──────── RECORDS SUPPLIED

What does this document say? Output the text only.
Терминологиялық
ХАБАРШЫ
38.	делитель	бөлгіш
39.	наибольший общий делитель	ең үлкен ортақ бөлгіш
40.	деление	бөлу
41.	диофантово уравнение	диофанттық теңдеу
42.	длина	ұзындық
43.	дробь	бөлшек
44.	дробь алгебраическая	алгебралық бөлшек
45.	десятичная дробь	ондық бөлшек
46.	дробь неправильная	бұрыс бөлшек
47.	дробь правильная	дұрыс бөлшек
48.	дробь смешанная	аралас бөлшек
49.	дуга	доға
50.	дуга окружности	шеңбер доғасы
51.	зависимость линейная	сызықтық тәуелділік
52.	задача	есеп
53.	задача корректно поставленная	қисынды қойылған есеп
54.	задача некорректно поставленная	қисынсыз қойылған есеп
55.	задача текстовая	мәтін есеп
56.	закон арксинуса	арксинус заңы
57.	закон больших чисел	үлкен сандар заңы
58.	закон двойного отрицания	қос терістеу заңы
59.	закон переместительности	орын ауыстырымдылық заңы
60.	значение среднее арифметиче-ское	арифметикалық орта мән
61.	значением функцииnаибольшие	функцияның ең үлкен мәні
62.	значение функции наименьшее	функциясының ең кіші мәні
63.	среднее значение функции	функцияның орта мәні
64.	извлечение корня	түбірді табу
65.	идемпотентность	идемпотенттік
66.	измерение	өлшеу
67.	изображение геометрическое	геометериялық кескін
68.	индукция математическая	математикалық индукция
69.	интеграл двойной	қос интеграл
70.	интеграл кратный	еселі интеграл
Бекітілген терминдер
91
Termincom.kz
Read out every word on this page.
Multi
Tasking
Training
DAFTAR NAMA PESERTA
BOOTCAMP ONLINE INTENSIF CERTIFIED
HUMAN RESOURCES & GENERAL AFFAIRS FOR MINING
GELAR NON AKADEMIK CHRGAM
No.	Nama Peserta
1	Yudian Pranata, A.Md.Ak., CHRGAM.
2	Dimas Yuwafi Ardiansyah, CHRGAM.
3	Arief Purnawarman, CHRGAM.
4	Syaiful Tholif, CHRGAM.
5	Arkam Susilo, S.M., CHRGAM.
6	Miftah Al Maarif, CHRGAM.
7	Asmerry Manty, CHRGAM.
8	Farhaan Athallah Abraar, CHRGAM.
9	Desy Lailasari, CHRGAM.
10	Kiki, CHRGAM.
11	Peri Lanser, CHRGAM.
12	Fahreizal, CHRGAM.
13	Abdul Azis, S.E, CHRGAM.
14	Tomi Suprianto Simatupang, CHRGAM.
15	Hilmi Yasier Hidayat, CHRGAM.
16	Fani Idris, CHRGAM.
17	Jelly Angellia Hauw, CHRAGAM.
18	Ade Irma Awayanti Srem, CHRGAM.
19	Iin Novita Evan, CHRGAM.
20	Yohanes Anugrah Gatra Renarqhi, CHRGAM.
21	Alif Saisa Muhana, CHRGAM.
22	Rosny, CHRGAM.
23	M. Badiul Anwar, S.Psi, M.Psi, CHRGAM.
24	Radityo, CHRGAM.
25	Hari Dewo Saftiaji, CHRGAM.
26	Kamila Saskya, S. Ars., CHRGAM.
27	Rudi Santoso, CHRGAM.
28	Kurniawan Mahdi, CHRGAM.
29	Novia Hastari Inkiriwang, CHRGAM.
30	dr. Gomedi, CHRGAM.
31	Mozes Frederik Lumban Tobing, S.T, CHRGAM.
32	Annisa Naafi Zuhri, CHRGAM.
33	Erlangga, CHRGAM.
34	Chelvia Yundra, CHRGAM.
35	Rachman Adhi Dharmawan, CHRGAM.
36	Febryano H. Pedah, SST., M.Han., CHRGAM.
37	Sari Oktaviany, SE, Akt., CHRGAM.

────────────────

◆ **TASK DIRECTIONS**: Every line above should be printed again exactly as it stands.

◆ **WRITTEN ANSWER**:
What does this document say? Output the text only.
Терминологиялық
ХАБАРШЫ
38.	делитель	бөлгіш
39.	наибольший общий делитель	ең үлкен ортақ бөлгіш
40.	деление	бөлу
41.	диофантово уравнение	диофанттық теңдеу
42.	длина	ұзындық
43.	дробь	бөлшек
44.	дробь алгебраическая	алгебралық бөлшек
45.	десятичная дробь	ондық бөлшек
46.	дробь неправильная	бұрыс бөлшек
47.	дробь правильная	дұрыс бөлшек
48.	дробь смешанная	аралас бөлшек
49.	дуга	доға
50.	дуга окружности	шеңбер доғасы
51.	зависимость линейная	сызықтық тәуелділік
52.	задача	есеп
53.	задача корректно поставленная	қисынды қойылған есеп
54.	задача некорректно поставленная	қисынсыз қойылған есеп
55.	задача текстовая	мәтін есеп
56.	закон арксинуса	арксинус заңы
57.	закон больших чисел	үлкен сандар заңы
58.	закон двойного отрицания	қос терістеу заңы
59.	закон переместительности	орын ауыстырымдылық заңы
60.	значение среднее арифметиче-ское	арифметикалық орта мән
61.	значением функцииnаибольшие	функцияның ең үлкен мәні
62.	значение функции наименьшее	функциясының ең кіші мәні
63.	среднее значение функции	функцияның орта мәні
64.	извлечение корня	түбірді табу
65.	идемпотентность	идемпотенттік
66.	измерение	өлшеу
67.	изображение геометрическое	геометериялық кескін
68.	индукция математическая	математикалық индукция
69.	интеграл двойной	қос интеграл
70.	интеграл кратный	еселі интеграл
Бекітілген терминдер
91
Termincom.kz
Read out every word on this page.
Multi
Tasking
Training
DAFTAR NAMA PESERTA
BOOTCAMP ONLINE INTENSIF CERTIFIED
HUMAN RESOURCES & GENERAL AFFAIRS FOR MINING
GELAR NON AKADEMIK CHRGAM
No.	Nama Peserta
1	Yudian Pranata, A.Md.Ak., CHRGAM.
2	Dimas Yuwafi Ardiansyah, CHRGAM.
3	Arief Purnawarman, CHRGAM.
4	Syaiful Tholif, CHRGAM.
5	Arkam Susilo, S.M., CHRGAM.
6	Miftah Al Maarif, CHRGAM.
7	Asmerry Manty, CHRGAM.
8	Farhaan Athallah Abraar, CHRGAM.
9	Desy Lailasari, CHRGAM.
10	Kiki, CHRGAM.
11	Peri Lanser, CHRGAM.
12	Fahreizal, CHRGAM.
13	Abdul Azis, S.E, CHRGAM.
14	Tomi Suprianto Simatupang, CHRGAM.
15	Hilmi Yasier Hidayat, CHRGAM.
16	Fani Idris, CHRGAM.
17	Jelly Angellia Hauw, CHRAGAM.
18	Ade Irma Awayanti Srem, CHRGAM.
19	Iin Novita Evan, CHRGAM.
20	Yohanes Anugrah Gatra Renarqhi, CHRGAM.
21	Alif Saisa Muhana, CHRGAM.
22	Rosny, CHRGAM.
23	M. Badiul Anwar, S.Psi, M.Psi, CHRGAM.
24	Radityo, CHRGAM.
25	Hari Dewo Saftiaji, CHRGAM.
26	Kamila Saskya, S. Ars., CHRGAM.
27	Rudi Santoso, CHRGAM.
28	Kurniawan Mahdi, CHRGAM.
29	Novia Hastari Inkiriwang, CHRGAM.
30	dr. Gomedi, CHRGAM.
31	Mozes Frederik Lumban Tobing, S.T, CHRGAM.
32	Annisa Naafi Zuhri, CHRGAM.
33	Erlangga, CHRGAM.
34	Chelvia Yundra, CHRGAM.
35	Rachman Adhi Dharmawan, CHRGAM.
36	Febryano H. Pedah, SST., M.Han., CHRGAM.
37	Sari Oktaviany, SE, Akt., CHRGAM.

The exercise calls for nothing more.